> [Task]:
Pull out from the material below all lines with "much".

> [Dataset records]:

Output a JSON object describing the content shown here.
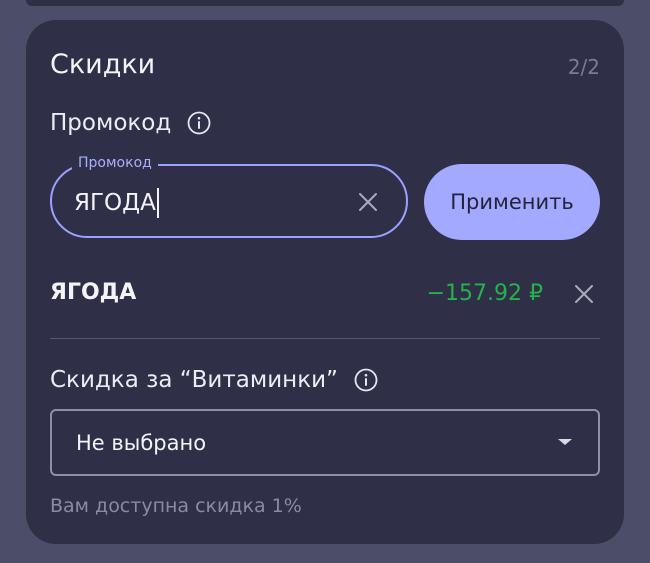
{
  "discounts": {
    "title": "Скидки",
    "counter": "2/2",
    "promo_section_label": "Промокод",
    "promo_field": {
      "floating_label": "Промокод",
      "value": "ЯГОДА"
    },
    "apply_button_label": "Применить",
    "applied_promo": {
      "code": "ЯГОДА",
      "amount": "−157.92 ₽"
    },
    "vitamins_section_label": "Скидка за “Витаминки”",
    "vitamins_select": {
      "value": "Не выбрано"
    },
    "hint_text": "Вам доступна скидка 1%"
  },
  "colors": {
    "background": "#4b4d69",
    "card": "#2f3047",
    "accent": "#a3a9ff",
    "discount": "#25b24d",
    "muted_text": "#898ba2"
  },
  "icons": {
    "info": "info-circle-icon",
    "clear": "close-icon",
    "remove": "close-icon",
    "dropdown": "caret-down-icon"
  }
}
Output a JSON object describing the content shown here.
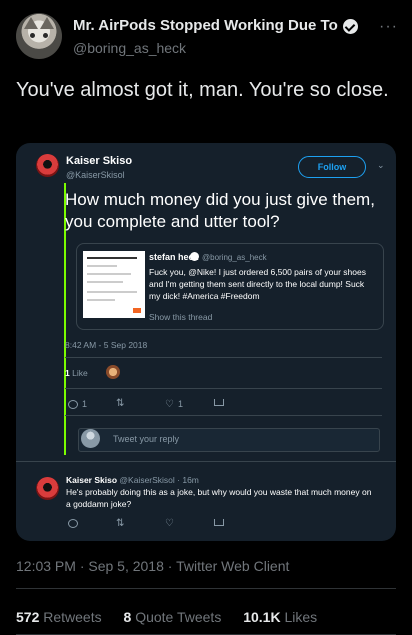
{
  "author": {
    "display_name": "Mr. AirPods Stopped Working Due To E...",
    "handle": "@boring_as_heck",
    "more_icon": "more-horizontal-icon"
  },
  "tweet_text": "You've almost got it, man. You're so close.",
  "embedded": {
    "user_name": "Kaiser Skiso",
    "user_handle": "@KaiserSkisol",
    "follow_label": "Follow",
    "main_text": "How much money did you just give them, you complete and utter tool?",
    "quoted": {
      "name": "stefan heck",
      "handle": "@boring_as_heck",
      "text": "Fuck you, @Nike! I just ordered 6,500 pairs of your shoes and I'm getting them sent directly to the local dump! Suck my dick! #America #Freedom",
      "show_thread": "Show this thread"
    },
    "timestamp": "8:42 AM - 5 Sep 2018",
    "likes_count": "1",
    "likes_label": "Like",
    "actions": {
      "reply_count": "1",
      "like_count": "1"
    },
    "reply_placeholder": "Tweet your reply",
    "reply": {
      "name": "Kaiser Skiso",
      "handle_time": "@KaiserSkisol · 16m",
      "text": "He's probably doing this as a joke, but why would you waste that much money on a goddamn joke?"
    }
  },
  "meta": "12:03 PM · Sep 5, 2018 · Twitter Web Client",
  "stats": {
    "retweets_count": "572",
    "retweets_label": "Retweets",
    "quotes_count": "8",
    "quotes_label": "Quote Tweets",
    "likes_count": "10.1K",
    "likes_label": "Likes"
  },
  "colors": {
    "background": "#000000",
    "card": "#15202b",
    "accent": "#1da1f2",
    "thread_line": "#7cfc00"
  }
}
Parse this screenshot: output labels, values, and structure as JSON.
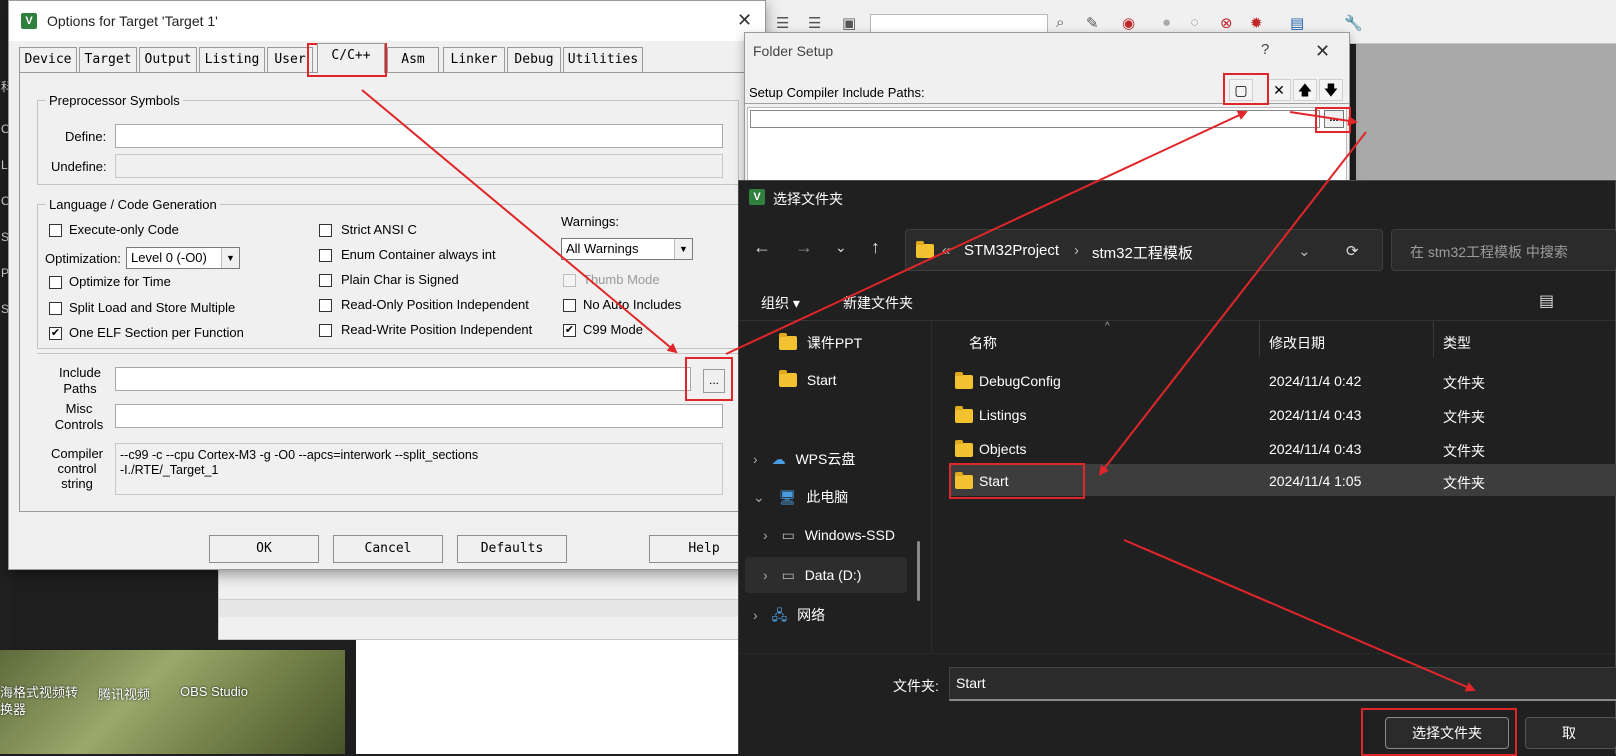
{
  "background": {
    "taskbar_items": [
      "海格式视频转换器",
      "腾讯视频",
      "OBS Studio"
    ],
    "left_strip_chars": [
      "Li",
      "O",
      "S",
      "P",
      "S",
      "科",
      "O"
    ]
  },
  "options_dialog": {
    "logo": "V",
    "title": "Options for Target 'Target 1'",
    "tabs": [
      "Device",
      "Target",
      "Output",
      "Listing",
      "User",
      "C/C++",
      "Asm",
      "Linker",
      "Debug",
      "Utilities"
    ],
    "active_tab": "C/C++",
    "preprocessor": {
      "legend": "Preprocessor Symbols",
      "define_label": "Define:",
      "define_value": "",
      "undefine_label": "Undefine:",
      "undefine_value": ""
    },
    "codegen": {
      "legend": "Language / Code Generation",
      "execute_only": {
        "label": "Execute-only Code",
        "checked": false
      },
      "optimization_label": "Optimization:",
      "optimization_value": "Level 0 (-O0)",
      "optimize_time": {
        "label": "Optimize for Time",
        "checked": false
      },
      "split_load": {
        "label": "Split Load and Store Multiple",
        "checked": false
      },
      "one_elf": {
        "label": "One ELF Section per Function",
        "checked": true
      },
      "strict_ansi": {
        "label": "Strict ANSI C",
        "checked": false
      },
      "enum_container": {
        "label": "Enum Container always int",
        "checked": false
      },
      "plain_char": {
        "label": "Plain Char is Signed",
        "checked": false
      },
      "ro_position": {
        "label": "Read-Only Position Independent",
        "checked": false
      },
      "rw_position": {
        "label": "Read-Write Position Independent",
        "checked": false
      },
      "warnings_label": "Warnings:",
      "warnings_value": "All Warnings",
      "thumb_mode": {
        "label": "Thumb Mode",
        "checked": false,
        "disabled": true
      },
      "no_auto_includes": {
        "label": "No Auto Includes",
        "checked": false
      },
      "c99_mode": {
        "label": "C99 Mode",
        "checked": true
      }
    },
    "include_paths_label_1": "Include",
    "include_paths_label_2": "Paths",
    "include_paths_value": "",
    "browse_label": "...",
    "misc_label_1": "Misc",
    "misc_label_2": "Controls",
    "misc_value": "",
    "compiler_label_1": "Compiler",
    "compiler_label_2": "control",
    "compiler_label_3": "string",
    "compiler_line_1": "--c99 -c --cpu Cortex-M3 -g -O0 --apcs=interwork --split_sections",
    "compiler_line_2": "-I./RTE/_Target_1",
    "buttons": {
      "ok": "OK",
      "cancel": "Cancel",
      "defaults": "Defaults",
      "help": "Help"
    }
  },
  "folder_setup": {
    "title": "Folder Setup",
    "help": "?",
    "heading": "Setup Compiler Include Paths:",
    "browse_label": "...",
    "entry_value": ""
  },
  "picker": {
    "logo": "V",
    "title": "选择文件夹",
    "breadcrumb": [
      "STM32Project",
      "stm32工程模板"
    ],
    "breadcrumb_prefix": "«",
    "search_placeholder": "在 stm32工程模板 中搜索",
    "organize": "组织 ▾",
    "new_folder": "新建文件夹",
    "sidebar": [
      {
        "label": "课件PPT",
        "type": "folder"
      },
      {
        "label": "Start",
        "type": "folder"
      },
      {
        "label": "WPS云盘",
        "type": "cloud"
      },
      {
        "label": "此电脑",
        "type": "pc"
      },
      {
        "label": "Windows-SSD",
        "type": "drive"
      },
      {
        "label": "Data (D:)",
        "type": "drive"
      },
      {
        "label": "网络",
        "type": "network"
      }
    ],
    "columns": {
      "name": "名称",
      "date": "修改日期",
      "type": "类型"
    },
    "rows": [
      {
        "name": "DebugConfig",
        "date": "2024/11/4 0:42",
        "type": "文件夹"
      },
      {
        "name": "Listings",
        "date": "2024/11/4 0:43",
        "type": "文件夹"
      },
      {
        "name": "Objects",
        "date": "2024/11/4 0:43",
        "type": "文件夹"
      },
      {
        "name": "Start",
        "date": "2024/11/4 1:05",
        "type": "文件夹"
      }
    ],
    "folder_label": "文件夹:",
    "folder_value": "Start",
    "select_button": "选择文件夹",
    "cancel_button": "取"
  },
  "colors": {
    "highlight": "#e0262a",
    "dark_bg": "#202020",
    "dialog_bg": "#f0f0f0",
    "folder_yellow": "#f2c230"
  }
}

> [Completed task]:
    "main_text": "How much money did you just give them, you complete and utter tool?",
      "text": "He's probably doing this as a joke, but why would you waste that much money on a goddamn joke?"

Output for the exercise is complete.